_Short problem_: Reproduce the listing below word for word, with no pictures.

### Dataset content ###

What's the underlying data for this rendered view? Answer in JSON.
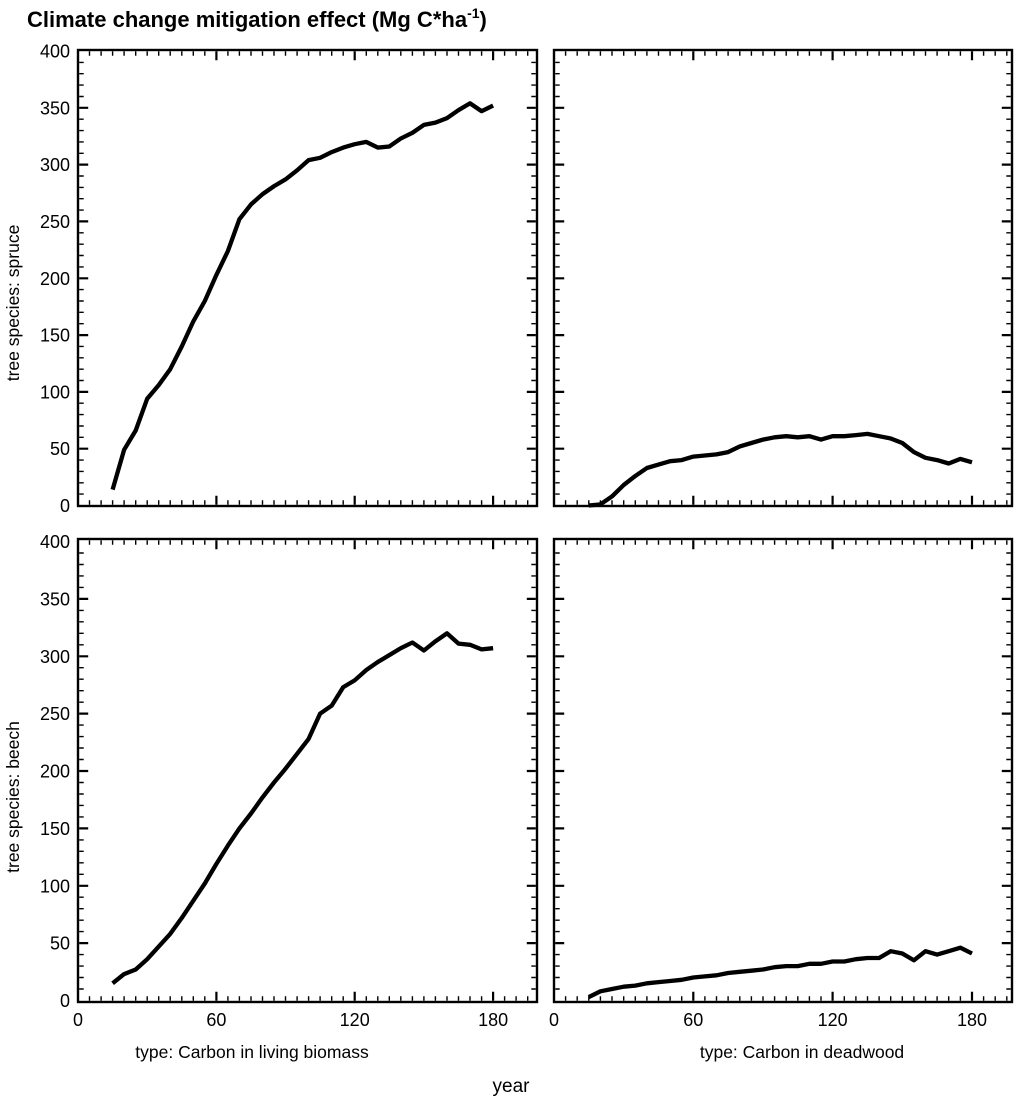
{
  "title": {
    "main": "Climate change mitigation effect (Mg C*ha",
    "sup": "-1",
    "close": ")"
  },
  "colors": {
    "foreground": "#000000",
    "background": "#ffffff"
  },
  "chart_data": {
    "type": "line",
    "layout": "2x2-trellis",
    "title": "Climate change mitigation effect (Mg C*ha^-1)",
    "xlabel": "year",
    "grid": false,
    "legend": false,
    "x_tick_labels": [
      0,
      60,
      120,
      180
    ],
    "y_tick_labels": [
      0,
      50,
      100,
      150,
      200,
      250,
      300,
      350,
      400
    ],
    "x_minor_step": 5,
    "y_minor_step": 10,
    "xlim": [
      0,
      198
    ],
    "ylim": [
      0,
      400
    ],
    "rows": [
      "tree species: spruce",
      "tree species: beech"
    ],
    "cols": [
      "type: Carbon in living biomass",
      "type: Carbon in deadwood"
    ],
    "x": [
      15,
      20,
      25,
      30,
      35,
      40,
      45,
      50,
      55,
      60,
      65,
      70,
      75,
      80,
      85,
      90,
      95,
      100,
      105,
      110,
      115,
      120,
      125,
      130,
      135,
      140,
      145,
      150,
      155,
      160,
      165,
      170,
      175,
      180
    ],
    "panels": [
      {
        "row": 0,
        "col": 0,
        "row_label": "tree species: spruce",
        "col_label": "type: Carbon in living biomass",
        "values": [
          14,
          49,
          66,
          94,
          106,
          120,
          140,
          162,
          180,
          203,
          224,
          252,
          265,
          274,
          281,
          287,
          295,
          304,
          306,
          311,
          315,
          318,
          320,
          315,
          316,
          323,
          328,
          335,
          337,
          341,
          348,
          354,
          347,
          352
        ]
      },
      {
        "row": 0,
        "col": 1,
        "row_label": "tree species: spruce",
        "col_label": "type: Carbon in deadwood",
        "values": [
          0,
          1,
          8,
          18,
          26,
          33,
          36,
          39,
          40,
          43,
          44,
          45,
          47,
          52,
          55,
          58,
          60,
          61,
          60,
          61,
          58,
          61,
          61,
          62,
          63,
          61,
          59,
          55,
          47,
          42,
          40,
          37,
          41,
          38
        ]
      },
      {
        "row": 1,
        "col": 0,
        "row_label": "tree species: beech",
        "col_label": "type: Carbon in living biomass",
        "values": [
          15,
          23,
          27,
          36,
          47,
          58,
          72,
          87,
          102,
          119,
          135,
          150,
          163,
          177,
          190,
          202,
          215,
          228,
          250,
          257,
          273,
          279,
          288,
          295,
          301,
          307,
          312,
          305,
          313,
          320,
          311,
          310,
          306,
          307
        ]
      },
      {
        "row": 1,
        "col": 1,
        "row_label": "tree species: beech",
        "col_label": "type: Carbon in deadwood",
        "values": [
          3,
          8,
          10,
          12,
          13,
          15,
          16,
          17,
          18,
          20,
          21,
          22,
          24,
          25,
          26,
          27,
          29,
          30,
          30,
          32,
          32,
          34,
          34,
          36,
          37,
          37,
          43,
          41,
          35,
          43,
          40,
          43,
          46,
          41
        ]
      }
    ]
  }
}
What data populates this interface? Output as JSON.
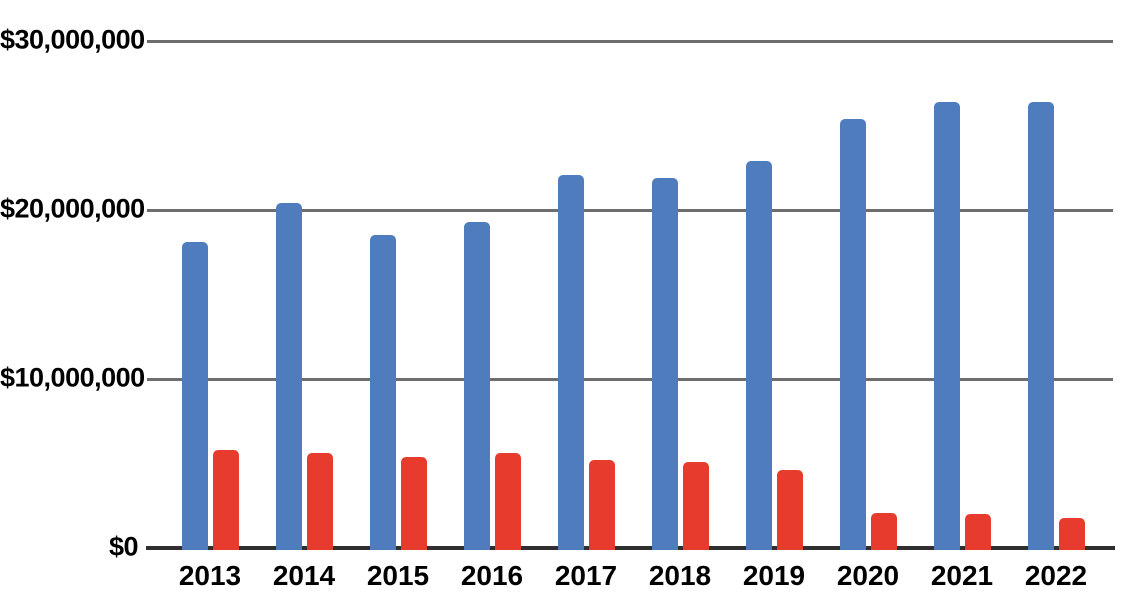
{
  "chart_data": {
    "type": "bar",
    "title": "",
    "xlabel": "",
    "ylabel": "",
    "categories": [
      "2013",
      "2014",
      "2015",
      "2016",
      "2017",
      "2018",
      "2019",
      "2020",
      "2021",
      "2022"
    ],
    "series": [
      {
        "name": "blue-series",
        "color": "#4e7cbd",
        "values": [
          18100000,
          20400000,
          18500000,
          19300000,
          22100000,
          21900000,
          22900000,
          25400000,
          26400000,
          26400000
        ]
      },
      {
        "name": "red-series",
        "color": "#e73b2d",
        "values": [
          5800000,
          5600000,
          5400000,
          5600000,
          5200000,
          5100000,
          4600000,
          2100000,
          2000000,
          1800000
        ]
      }
    ],
    "ylim": [
      0,
      30000000
    ],
    "yticks": [
      {
        "value": 0,
        "label": "$0"
      },
      {
        "value": 10000000,
        "label": "$10,000,000"
      },
      {
        "value": 20000000,
        "label": "$20,000,000"
      },
      {
        "value": 30000000,
        "label": "$30,000,000"
      }
    ],
    "grid": true,
    "legend": false,
    "legend_position": "none"
  },
  "colors": {
    "background": "#ffffff",
    "gridline": "#6e6e6e",
    "axis_line": "#2f2f2f",
    "label_text": "#000000",
    "blue_bar": "#4e7cbd",
    "red_bar": "#e73b2d"
  }
}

###

_Output_:
What's the underlying data for this rendered view? Answer in JSON.
{
  "title": {
    "main": "Climate change mitigation effect (Mg C*ha",
    "sup": "-1",
    "close": ")"
  },
  "colors": {
    "foreground": "#000000",
    "background": "#ffffff"
  },
  "chart_data": {
    "type": "line",
    "layout": "2x2-trellis",
    "title": "Climate change mitigation effect (Mg C*ha^-1)",
    "xlabel": "year",
    "grid": false,
    "legend": false,
    "x_tick_labels": [
      0,
      60,
      120,
      180
    ],
    "y_tick_labels": [
      0,
      50,
      100,
      150,
      200,
      250,
      300,
      350,
      400
    ],
    "x_minor_step": 5,
    "y_minor_step": 10,
    "xlim": [
      0,
      198
    ],
    "ylim": [
      0,
      400
    ],
    "rows": [
      "tree species: spruce",
      "tree species: beech"
    ],
    "cols": [
      "type: Carbon in living biomass",
      "type: Carbon in deadwood"
    ],
    "x": [
      15,
      20,
      25,
      30,
      35,
      40,
      45,
      50,
      55,
      60,
      65,
      70,
      75,
      80,
      85,
      90,
      95,
      100,
      105,
      110,
      115,
      120,
      125,
      130,
      135,
      140,
      145,
      150,
      155,
      160,
      165,
      170,
      175,
      180
    ],
    "panels": [
      {
        "row": 0,
        "col": 0,
        "row_label": "tree species: spruce",
        "col_label": "type: Carbon in living biomass",
        "values": [
          14,
          49,
          66,
          94,
          106,
          120,
          140,
          162,
          180,
          203,
          224,
          252,
          265,
          274,
          281,
          287,
          295,
          304,
          306,
          311,
          315,
          318,
          320,
          315,
          316,
          323,
          328,
          335,
          337,
          341,
          348,
          354,
          347,
          352
        ]
      },
      {
        "row": 0,
        "col": 1,
        "row_label": "tree species: spruce",
        "col_label": "type: Carbon in deadwood",
        "values": [
          0,
          1,
          8,
          18,
          26,
          33,
          36,
          39,
          40,
          43,
          44,
          45,
          47,
          52,
          55,
          58,
          60,
          61,
          60,
          61,
          58,
          61,
          61,
          62,
          63,
          61,
          59,
          55,
          47,
          42,
          40,
          37,
          41,
          38
        ]
      },
      {
        "row": 1,
        "col": 0,
        "row_label": "tree species: beech",
        "col_label": "type: Carbon in living biomass",
        "values": [
          15,
          23,
          27,
          36,
          47,
          58,
          72,
          87,
          102,
          119,
          135,
          150,
          163,
          177,
          190,
          202,
          215,
          228,
          250,
          257,
          273,
          279,
          288,
          295,
          301,
          307,
          312,
          305,
          313,
          320,
          311,
          310,
          306,
          307
        ]
      },
      {
        "row": 1,
        "col": 1,
        "row_label": "tree species: beech",
        "col_label": "type: Carbon in deadwood",
        "values": [
          3,
          8,
          10,
          12,
          13,
          15,
          16,
          17,
          18,
          20,
          21,
          22,
          24,
          25,
          26,
          27,
          29,
          30,
          30,
          32,
          32,
          34,
          34,
          36,
          37,
          37,
          43,
          41,
          35,
          43,
          40,
          43,
          46,
          41
        ]
      }
    ]
  }
}
What data populates this interface? Output as JSON.
{
  "chart_data": {
    "type": "bar",
    "title": "",
    "xlabel": "",
    "ylabel": "",
    "categories": [
      "2013",
      "2014",
      "2015",
      "2016",
      "2017",
      "2018",
      "2019",
      "2020",
      "2021",
      "2022"
    ],
    "series": [
      {
        "name": "blue-series",
        "color": "#4e7cbd",
        "values": [
          18100000,
          20400000,
          18500000,
          19300000,
          22100000,
          21900000,
          22900000,
          25400000,
          26400000,
          26400000
        ]
      },
      {
        "name": "red-series",
        "color": "#e73b2d",
        "values": [
          5800000,
          5600000,
          5400000,
          5600000,
          5200000,
          5100000,
          4600000,
          2100000,
          2000000,
          1800000
        ]
      }
    ],
    "ylim": [
      0,
      30000000
    ],
    "yticks": [
      {
        "value": 0,
        "label": "$0"
      },
      {
        "value": 10000000,
        "label": "$10,000,000"
      },
      {
        "value": 20000000,
        "label": "$20,000,000"
      },
      {
        "value": 30000000,
        "label": "$30,000,000"
      }
    ],
    "grid": true,
    "legend": false,
    "legend_position": "none"
  },
  "colors": {
    "background": "#ffffff",
    "gridline": "#6e6e6e",
    "axis_line": "#2f2f2f",
    "label_text": "#000000",
    "blue_bar": "#4e7cbd",
    "red_bar": "#e73b2d"
  }
}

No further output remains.